**Task objective:** Copy out all of the data below with no alterations.

Dataset excerpt:
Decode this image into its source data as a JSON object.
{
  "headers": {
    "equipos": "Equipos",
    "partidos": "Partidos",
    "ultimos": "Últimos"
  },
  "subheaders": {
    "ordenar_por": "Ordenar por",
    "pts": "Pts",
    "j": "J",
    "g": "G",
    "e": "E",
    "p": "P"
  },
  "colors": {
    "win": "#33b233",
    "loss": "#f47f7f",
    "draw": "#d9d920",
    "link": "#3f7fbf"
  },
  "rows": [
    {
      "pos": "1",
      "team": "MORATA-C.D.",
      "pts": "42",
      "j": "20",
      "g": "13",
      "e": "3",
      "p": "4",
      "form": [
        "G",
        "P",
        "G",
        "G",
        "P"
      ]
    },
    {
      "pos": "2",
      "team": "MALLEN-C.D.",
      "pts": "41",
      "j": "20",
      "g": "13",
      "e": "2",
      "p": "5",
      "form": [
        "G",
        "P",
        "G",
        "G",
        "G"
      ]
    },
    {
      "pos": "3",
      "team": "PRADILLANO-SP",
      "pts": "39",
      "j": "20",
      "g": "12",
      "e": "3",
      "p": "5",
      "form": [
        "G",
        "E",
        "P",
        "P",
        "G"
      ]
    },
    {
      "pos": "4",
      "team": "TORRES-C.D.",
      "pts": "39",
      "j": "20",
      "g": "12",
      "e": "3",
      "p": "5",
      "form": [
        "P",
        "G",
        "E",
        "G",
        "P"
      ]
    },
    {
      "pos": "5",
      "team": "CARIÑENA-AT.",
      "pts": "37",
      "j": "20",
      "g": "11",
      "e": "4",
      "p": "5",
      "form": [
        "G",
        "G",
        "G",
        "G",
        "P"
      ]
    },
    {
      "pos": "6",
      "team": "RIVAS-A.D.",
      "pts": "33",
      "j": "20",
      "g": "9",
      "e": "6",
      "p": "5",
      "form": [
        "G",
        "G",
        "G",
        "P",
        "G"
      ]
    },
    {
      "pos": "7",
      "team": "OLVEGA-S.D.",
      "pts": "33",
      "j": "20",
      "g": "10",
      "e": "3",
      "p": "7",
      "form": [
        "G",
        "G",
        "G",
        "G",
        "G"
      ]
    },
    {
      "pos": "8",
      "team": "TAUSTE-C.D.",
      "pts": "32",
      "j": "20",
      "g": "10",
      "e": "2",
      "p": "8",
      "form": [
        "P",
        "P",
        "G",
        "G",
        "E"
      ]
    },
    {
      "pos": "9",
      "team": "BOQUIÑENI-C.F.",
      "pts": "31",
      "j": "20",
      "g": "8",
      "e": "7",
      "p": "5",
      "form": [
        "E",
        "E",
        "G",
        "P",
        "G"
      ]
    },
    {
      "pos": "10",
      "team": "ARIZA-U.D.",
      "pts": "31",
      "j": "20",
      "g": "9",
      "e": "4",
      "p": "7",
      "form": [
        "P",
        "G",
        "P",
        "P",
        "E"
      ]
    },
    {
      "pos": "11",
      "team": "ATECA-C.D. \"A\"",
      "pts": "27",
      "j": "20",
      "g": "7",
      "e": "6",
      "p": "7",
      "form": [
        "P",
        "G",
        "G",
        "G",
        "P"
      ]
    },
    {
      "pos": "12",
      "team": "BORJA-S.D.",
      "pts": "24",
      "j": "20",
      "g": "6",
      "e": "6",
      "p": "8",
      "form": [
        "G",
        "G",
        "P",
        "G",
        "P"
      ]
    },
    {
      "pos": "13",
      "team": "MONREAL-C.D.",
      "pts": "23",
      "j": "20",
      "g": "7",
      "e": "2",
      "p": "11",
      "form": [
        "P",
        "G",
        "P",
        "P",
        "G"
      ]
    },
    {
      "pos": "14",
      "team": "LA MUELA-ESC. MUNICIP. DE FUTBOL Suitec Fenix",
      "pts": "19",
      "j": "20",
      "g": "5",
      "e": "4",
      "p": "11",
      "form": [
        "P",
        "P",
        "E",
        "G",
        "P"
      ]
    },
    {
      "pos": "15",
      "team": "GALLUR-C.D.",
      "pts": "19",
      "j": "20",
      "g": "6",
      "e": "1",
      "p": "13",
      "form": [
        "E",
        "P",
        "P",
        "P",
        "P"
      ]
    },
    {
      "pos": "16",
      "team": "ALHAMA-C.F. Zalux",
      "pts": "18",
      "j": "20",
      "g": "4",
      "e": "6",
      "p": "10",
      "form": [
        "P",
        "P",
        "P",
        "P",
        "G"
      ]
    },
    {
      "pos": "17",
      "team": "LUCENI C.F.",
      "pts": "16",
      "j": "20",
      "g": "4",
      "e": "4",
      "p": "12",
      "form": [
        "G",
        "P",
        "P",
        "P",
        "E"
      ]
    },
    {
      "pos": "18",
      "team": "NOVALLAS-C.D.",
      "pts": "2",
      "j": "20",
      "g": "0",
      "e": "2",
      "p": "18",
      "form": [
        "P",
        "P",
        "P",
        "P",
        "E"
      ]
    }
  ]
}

**The completed task:**
Decode this image into its source data as a JSON object.
{
  "headers": {
    "equipos": "Equipos",
    "partidos": "Partidos",
    "ultimos": "Últimos"
  },
  "subheaders": {
    "ordenar_por": "Ordenar por",
    "pts": "Pts",
    "j": "J",
    "g": "G",
    "e": "E",
    "p": "P"
  },
  "colors": {
    "win": "#33b233",
    "loss": "#f47f7f",
    "draw": "#d9d920",
    "link": "#3f7fbf"
  },
  "rows": [
    {
      "pos": "1",
      "team": "MORATA-C.D.",
      "pts": "42",
      "j": "20",
      "g": "13",
      "e": "3",
      "p": "4",
      "form": [
        "G",
        "P",
        "G",
        "G",
        "P"
      ]
    },
    {
      "pos": "2",
      "team": "MALLEN-C.D.",
      "pts": "41",
      "j": "20",
      "g": "13",
      "e": "2",
      "p": "5",
      "form": [
        "G",
        "P",
        "G",
        "G",
        "G"
      ]
    },
    {
      "pos": "3",
      "team": "PRADILLANO-SP",
      "pts": "39",
      "j": "20",
      "g": "12",
      "e": "3",
      "p": "5",
      "form": [
        "G",
        "E",
        "P",
        "P",
        "G"
      ]
    },
    {
      "pos": "4",
      "team": "TORRES-C.D.",
      "pts": "39",
      "j": "20",
      "g": "12",
      "e": "3",
      "p": "5",
      "form": [
        "P",
        "G",
        "E",
        "G",
        "P"
      ]
    },
    {
      "pos": "5",
      "team": "CARIÑENA-AT.",
      "pts": "37",
      "j": "20",
      "g": "11",
      "e": "4",
      "p": "5",
      "form": [
        "G",
        "G",
        "G",
        "G",
        "P"
      ]
    },
    {
      "pos": "6",
      "team": "RIVAS-A.D.",
      "pts": "33",
      "j": "20",
      "g": "9",
      "e": "6",
      "p": "5",
      "form": [
        "G",
        "G",
        "G",
        "P",
        "G"
      ]
    },
    {
      "pos": "7",
      "team": "OLVEGA-S.D.",
      "pts": "33",
      "j": "20",
      "g": "10",
      "e": "3",
      "p": "7",
      "form": [
        "G",
        "G",
        "G",
        "G",
        "G"
      ]
    },
    {
      "pos": "8",
      "team": "TAUSTE-C.D.",
      "pts": "32",
      "j": "20",
      "g": "10",
      "e": "2",
      "p": "8",
      "form": [
        "P",
        "P",
        "G",
        "G",
        "E"
      ]
    },
    {
      "pos": "9",
      "team": "BOQUIÑENI-C.F.",
      "pts": "31",
      "j": "20",
      "g": "8",
      "e": "7",
      "p": "5",
      "form": [
        "E",
        "E",
        "G",
        "P",
        "G"
      ]
    },
    {
      "pos": "10",
      "team": "ARIZA-U.D.",
      "pts": "31",
      "j": "20",
      "g": "9",
      "e": "4",
      "p": "7",
      "form": [
        "P",
        "G",
        "P",
        "P",
        "E"
      ]
    },
    {
      "pos": "11",
      "team": "ATECA-C.D. \"A\"",
      "pts": "27",
      "j": "20",
      "g": "7",
      "e": "6",
      "p": "7",
      "form": [
        "P",
        "G",
        "G",
        "G",
        "P"
      ]
    },
    {
      "pos": "12",
      "team": "BORJA-S.D.",
      "pts": "24",
      "j": "20",
      "g": "6",
      "e": "6",
      "p": "8",
      "form": [
        "G",
        "G",
        "P",
        "G",
        "P"
      ]
    },
    {
      "pos": "13",
      "team": "MONREAL-C.D.",
      "pts": "23",
      "j": "20",
      "g": "7",
      "e": "2",
      "p": "11",
      "form": [
        "P",
        "G",
        "P",
        "P",
        "G"
      ]
    },
    {
      "pos": "14",
      "team": "LA MUELA-ESC. MUNICIP. DE FUTBOL Suitec Fenix",
      "pts": "19",
      "j": "20",
      "g": "5",
      "e": "4",
      "p": "11",
      "form": [
        "P",
        "P",
        "E",
        "G",
        "P"
      ]
    },
    {
      "pos": "15",
      "team": "GALLUR-C.D.",
      "pts": "19",
      "j": "20",
      "g": "6",
      "e": "1",
      "p": "13",
      "form": [
        "E",
        "P",
        "P",
        "P",
        "P"
      ]
    },
    {
      "pos": "16",
      "team": "ALHAMA-C.F. Zalux",
      "pts": "18",
      "j": "20",
      "g": "4",
      "e": "6",
      "p": "10",
      "form": [
        "P",
        "P",
        "P",
        "P",
        "G"
      ]
    },
    {
      "pos": "17",
      "team": "LUCENI C.F.",
      "pts": "16",
      "j": "20",
      "g": "4",
      "e": "4",
      "p": "12",
      "form": [
        "G",
        "P",
        "P",
        "P",
        "E"
      ]
    },
    {
      "pos": "18",
      "team": "NOVALLAS-C.D.",
      "pts": "2",
      "j": "20",
      "g": "0",
      "e": "2",
      "p": "18",
      "form": [
        "P",
        "P",
        "P",
        "P",
        "E"
      ]
    }
  ]
}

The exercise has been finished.